Task prompt
Every line that includes the word "label" is to be listed.

******

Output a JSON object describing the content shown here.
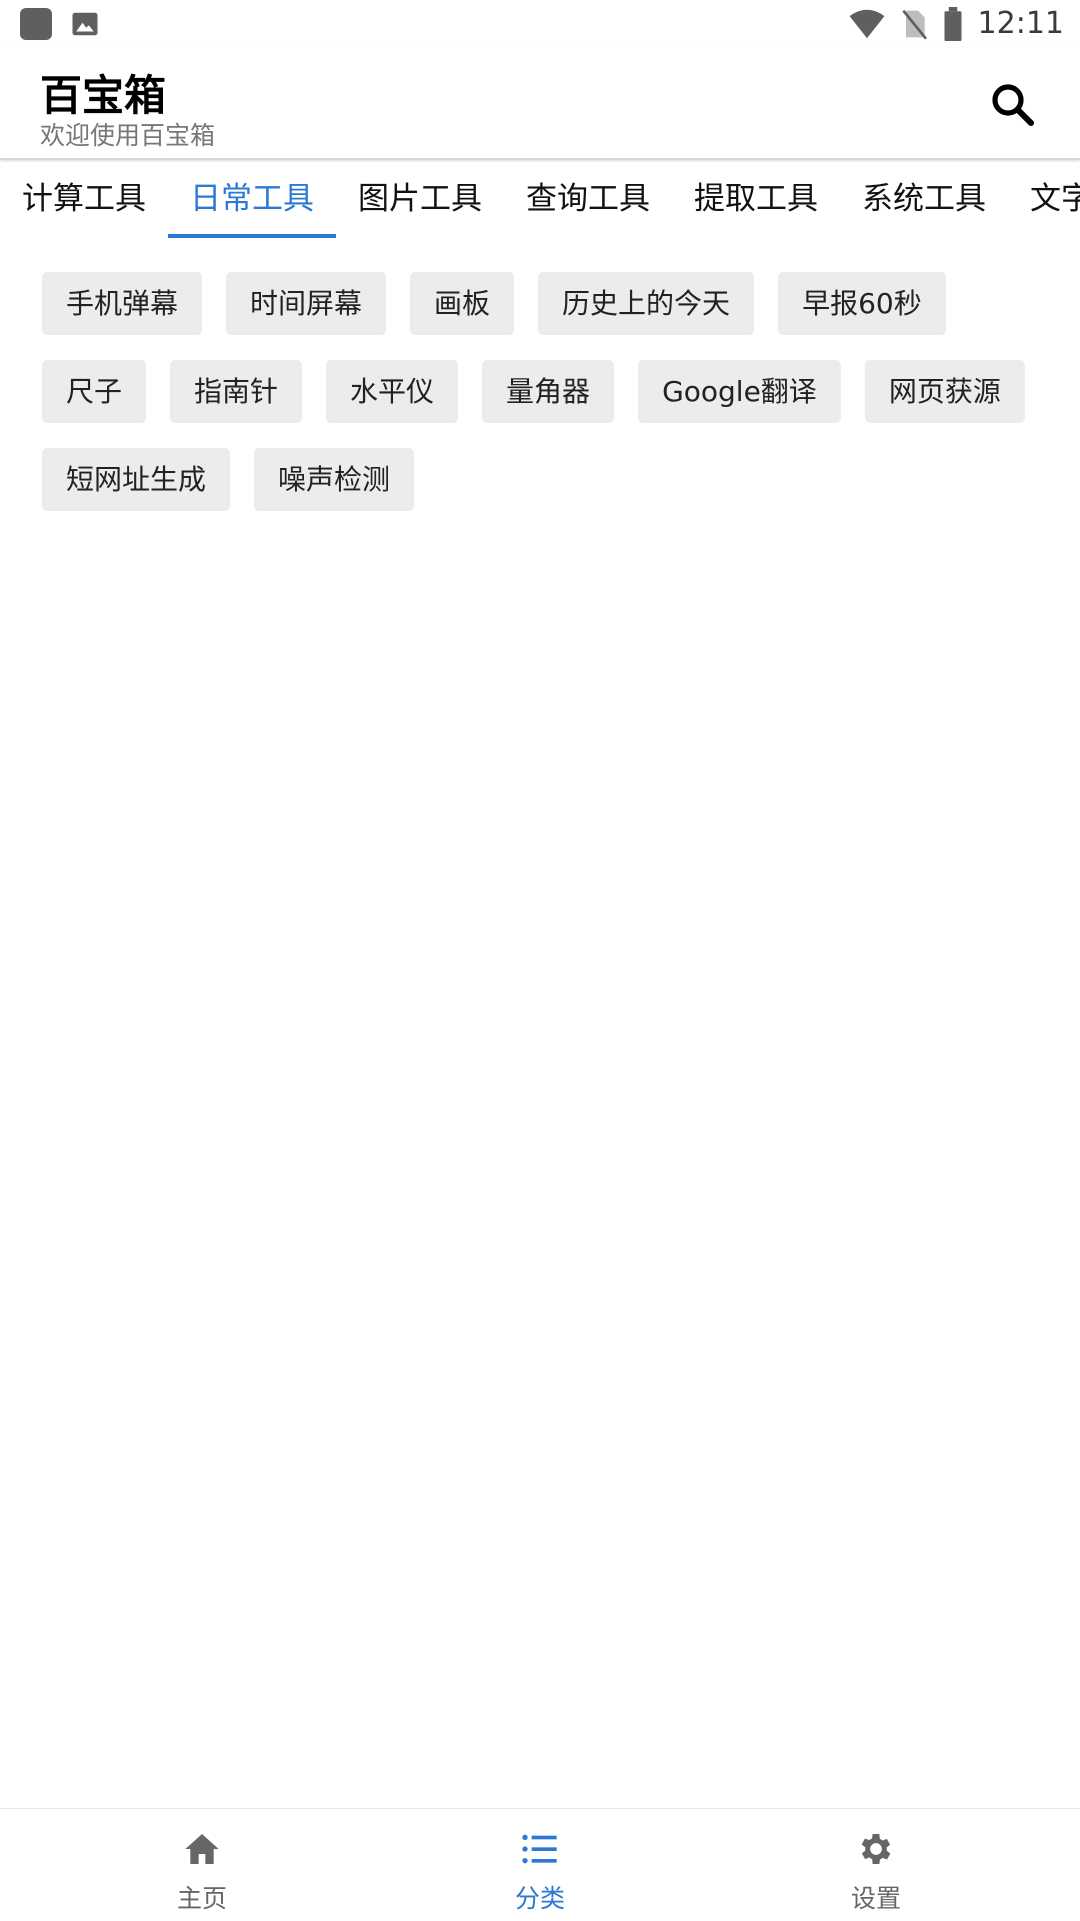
{
  "status_bar": {
    "time": "12:11",
    "icons": [
      "app-icon",
      "image-icon",
      "wifi-icon",
      "no-sim-icon",
      "battery-icon"
    ]
  },
  "header": {
    "title": "百宝箱",
    "subtitle": "欢迎使用百宝箱",
    "search_icon": "search-icon"
  },
  "tabs": [
    {
      "label": "计算工具",
      "active": false
    },
    {
      "label": "日常工具",
      "active": true
    },
    {
      "label": "图片工具",
      "active": false
    },
    {
      "label": "查询工具",
      "active": false
    },
    {
      "label": "提取工具",
      "active": false
    },
    {
      "label": "系统工具",
      "active": false
    },
    {
      "label": "文字",
      "active": false
    }
  ],
  "tools": [
    "手机弹幕",
    "时间屏幕",
    "画板",
    "历史上的今天",
    "早报60秒",
    "尺子",
    "指南针",
    "水平仪",
    "量角器",
    "Google翻译",
    "网页获源",
    "短网址生成",
    "噪声检测"
  ],
  "bottom_nav": [
    {
      "label": "主页",
      "icon": "home-icon",
      "active": false
    },
    {
      "label": "分类",
      "icon": "list-icon",
      "active": true
    },
    {
      "label": "设置",
      "icon": "gear-icon",
      "active": false
    }
  ],
  "colors": {
    "accent": "#2b79d3",
    "chip_bg": "#ececec",
    "icon_gray": "#666666"
  }
}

******

Task answer
      "label": "计算工具",
      "label": "日常工具",
      "label": "图片工具",
      "label": "查询工具",
      "label": "提取工具",
      "label": "系统工具",
      "label": "文字",
      "label": "主页",
      "label": "分类",
      "label": "设置",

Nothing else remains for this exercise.